— Directive —
Repeat the records below exactly, leaving out any pictures.
— start Data lines —
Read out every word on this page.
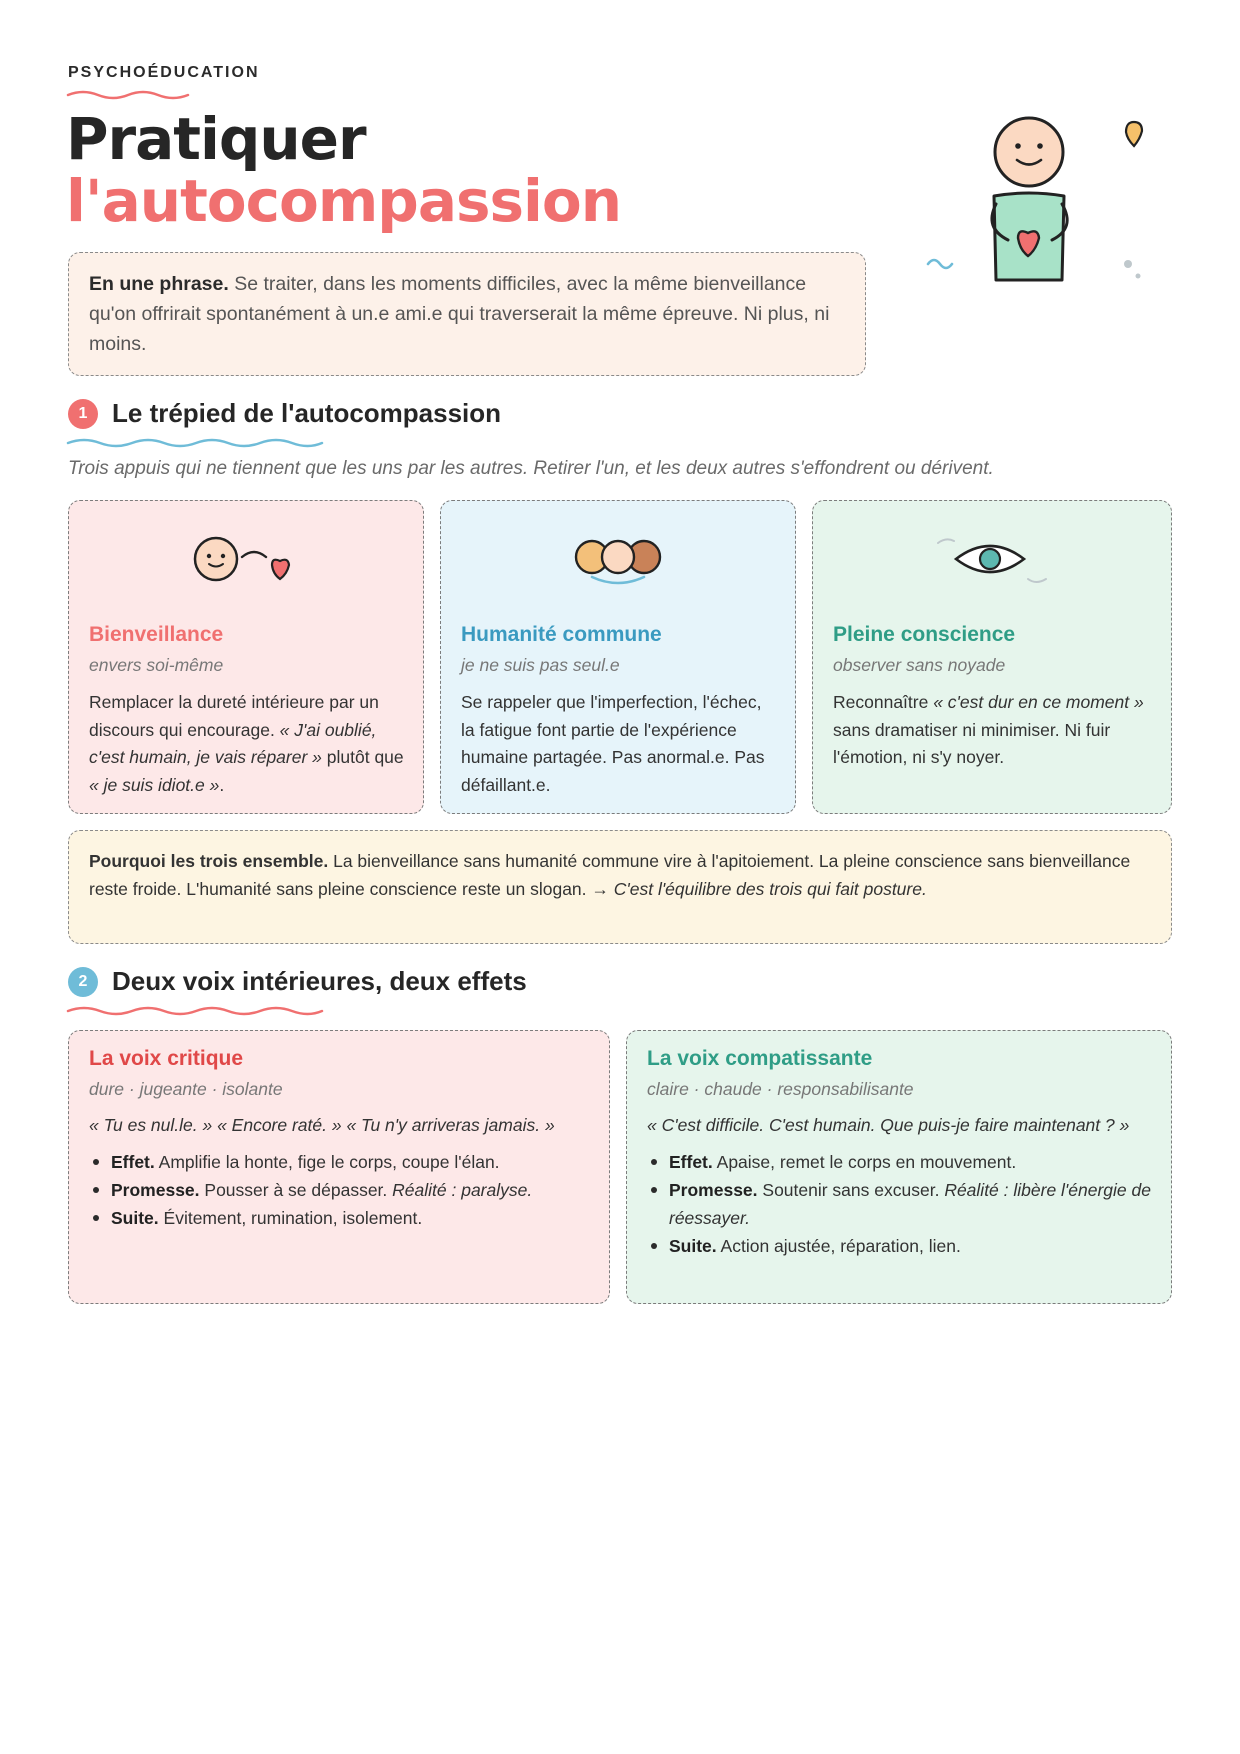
PSYCHOÉDUCATION
Pratiquer
l'autocompassion
En une phrase. Se traiter, dans les moments difficiles, avec la même bienveillance qu'on offrirait spontanément à un.e ami.e qui traverserait la même épreuve. Ni plus, ni moins.
1 Le trépied de l'autocompassion

Trois appuis qui ne tiennent que les uns par les autres. Retirer l'un, et les deux autres s'effondrent ou dérivent.

Bienveillance
envers soi-même
Remplacer la dureté intérieure par un discours qui encourage. « J'ai oublié, c'est humain, je vais réparer » plutôt que « je suis idiot.e ».
Humanité commune
je ne suis pas seul.e
Se rappeler que l'imperfection, l'échec, la fatigue font partie de l'expérience humaine partagée. Pas anormal.e. Pas défaillant.e.
Pleine conscience
observer sans noyade
Reconnaître « c'est dur en ce moment » sans dramatiser ni minimiser. Ni fuir l'émotion, ni s'y noyer.
Pourquoi les trois ensemble. La bienveillance sans humanité commune vire à l'apitoiement. La pleine conscience sans bienveillance reste froide. L'humanité sans pleine conscience reste un slogan. → C'est l'équilibre des trois qui fait posture.
2 Deux voix intérieures, deux effets
La voix critique
dure · jugeante · isolante
« Tu es nul.le. » « Encore raté. » « Tu n'y arriveras jamais. »
Effet. Amplifie la honte, fige le corps, coupe l'élan.
Promesse. Pousser à se dépasser. Réalité : paralyse.
Suite. Évitement, rumination, isolement.
La voix compatissante
claire · chaude · responsabilisante
« C'est difficile. C'est humain. Que puis-je faire maintenant ? »
Effet. Apaise, remet le corps en mouvement.
Promesse. Soutenir sans excuser. Réalité : libère l'énergie de réessayer.
Suite. Action ajustée, réparation, lien.
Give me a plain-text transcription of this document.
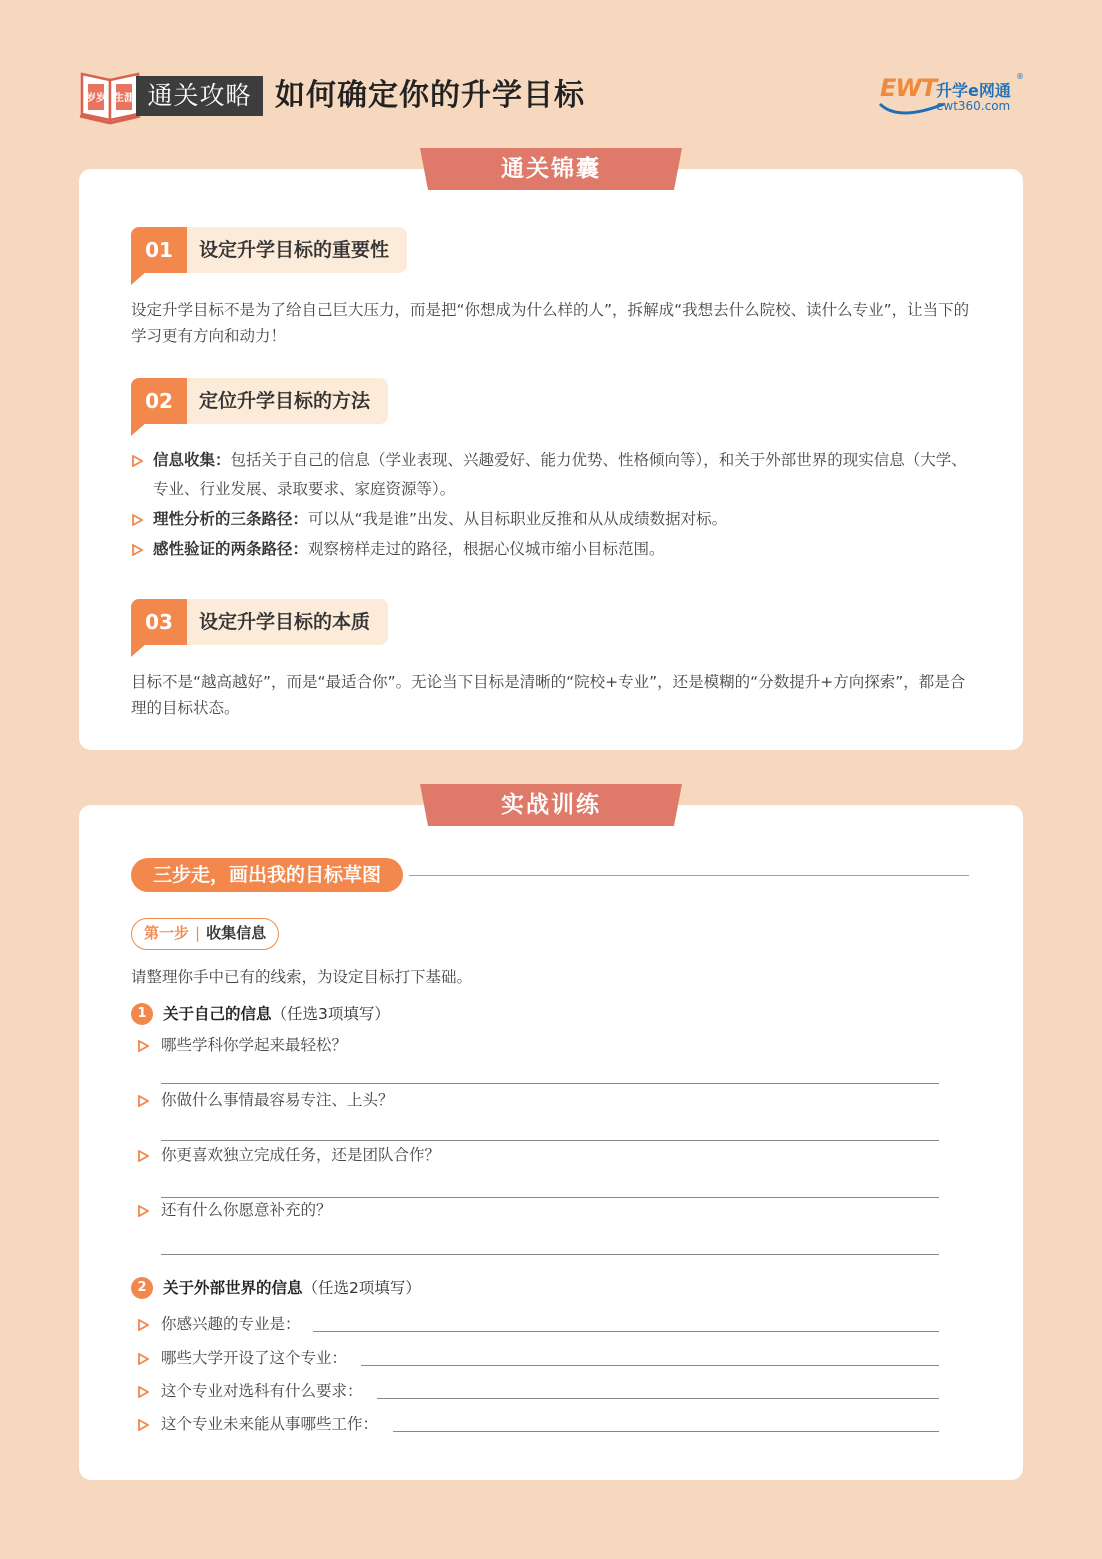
岁岁 生涯 通关攻略 如何确定你的升学目标	EWT 升学e网通
ewt360.com
®
通关锦囊
01	设定升学目标的重要性
设定升学目标不是为了给自己巨大压力，而是把“你想成为什么样的人”，拆解成“我想去什么院校、读什么专业”，让当下的学习更有方向和动力！
02	定位升学目标的方法
信息收集：包括关于自己的信息（学业表现、兴趣爱好、能力优势、性格倾向等），和关于外部世界的现实信息（大学、专业、行业发展、录取要求、家庭资源等）。
理性分析的三条路径：可以从“我是谁”出发、从目标职业反推和从从成绩数据对标。
感性验证的两条路径：观察榜样走过的路径，根据心仪城市缩小目标范围。
03	设定升学目标的本质
目标不是“越高越好”，而是“最适合你”。无论当下目标是清晰的“院校+专业”，还是模糊的“分数提升+方向探索”，都是合理的目标状态。
实战训练
三步走，画出我的目标草图
第一步 | 收集信息
请整理你手中已有的线索，为设定目标打下基础。
1	关于自己的信息（任选3项填写）
哪些学科你学起来最轻松？
你做什么事情最容易专注、上头？
你更喜欢独立完成任务，还是团队合作？
还有什么你愿意补充的？
2	关于外部世界的信息（任选2项填写）
你感兴趣的专业是：
哪些大学开设了这个专业：
这个专业对选科有什么要求：
这个专业未来能从事哪些工作：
— end Data lines —
— Finished exercise —
Read out every word on this page.
PSYCHOÉDUCATION
Pratiquer
l'autocompassion
En une phrase. Se traiter, dans les moments difficiles, avec la même bienveillance qu'on offrirait spontanément à un.e ami.e qui traverserait la même épreuve. Ni plus, ni moins.
1 Le trépied de l'autocompassion

Trois appuis qui ne tiennent que les uns par les autres. Retirer l'un, et les deux autres s'effondrent ou dérivent.

Bienveillance
envers soi-même
Remplacer la dureté intérieure par un discours qui encourage. « J'ai oublié, c'est humain, je vais réparer » plutôt que « je suis idiot.e ».
Humanité commune
je ne suis pas seul.e
Se rappeler que l'imperfection, l'échec, la fatigue font partie de l'expérience humaine partagée. Pas anormal.e. Pas défaillant.e.
Pleine conscience
observer sans noyade
Reconnaître « c'est dur en ce moment » sans dramatiser ni minimiser. Ni fuir l'émotion, ni s'y noyer.
Pourquoi les trois ensemble. La bienveillance sans humanité commune vire à l'apitoiement. La pleine conscience sans bienveillance reste froide. L'humanité sans pleine conscience reste un slogan. → C'est l'équilibre des trois qui fait posture.
2 Deux voix intérieures, deux effets
La voix critique
dure · jugeante · isolante
« Tu es nul.le. » « Encore raté. » « Tu n'y arriveras jamais. »
Effet. Amplifie la honte, fige le corps, coupe l'élan.
Promesse. Pousser à se dépasser. Réalité : paralyse.
Suite. Évitement, rumination, isolement.
La voix compatissante
claire · chaude · responsabilisante
« C'est difficile. C'est humain. Que puis-je faire maintenant ? »
Effet. Apaise, remet le corps en mouvement.
Promesse. Soutenir sans excuser. Réalité : libère l'énergie de réessayer.
Suite. Action ajustée, réparation, lien.
Give me a plain-text transcription of this document.
岁岁 生涯 通关攻略 如何确定你的升学目标	EWT 升学e网通
ewt360.com
®
通关锦囊
01	设定升学目标的重要性
设定升学目标不是为了给自己巨大压力，而是把“你想成为什么样的人”，拆解成“我想去什么院校、读什么专业”，让当下的学习更有方向和动力！
02	定位升学目标的方法
信息收集：包括关于自己的信息（学业表现、兴趣爱好、能力优势、性格倾向等），和关于外部世界的现实信息（大学、专业、行业发展、录取要求、家庭资源等）。
理性分析的三条路径：可以从“我是谁”出发、从目标职业反推和从从成绩数据对标。
感性验证的两条路径：观察榜样走过的路径，根据心仪城市缩小目标范围。
03	设定升学目标的本质
目标不是“越高越好”，而是“最适合你”。无论当下目标是清晰的“院校+专业”，还是模糊的“分数提升+方向探索”，都是合理的目标状态。
实战训练
三步走，画出我的目标草图
第一步 | 收集信息
请整理你手中已有的线索，为设定目标打下基础。
1	关于自己的信息（任选3项填写）
哪些学科你学起来最轻松？
你做什么事情最容易专注、上头？
你更喜欢独立完成任务，还是团队合作？
还有什么你愿意补充的？
2	关于外部世界的信息（任选2项填写）
你感兴趣的专业是：
哪些大学开设了这个专业：
这个专业对选科有什么要求：
这个专业未来能从事哪些工作：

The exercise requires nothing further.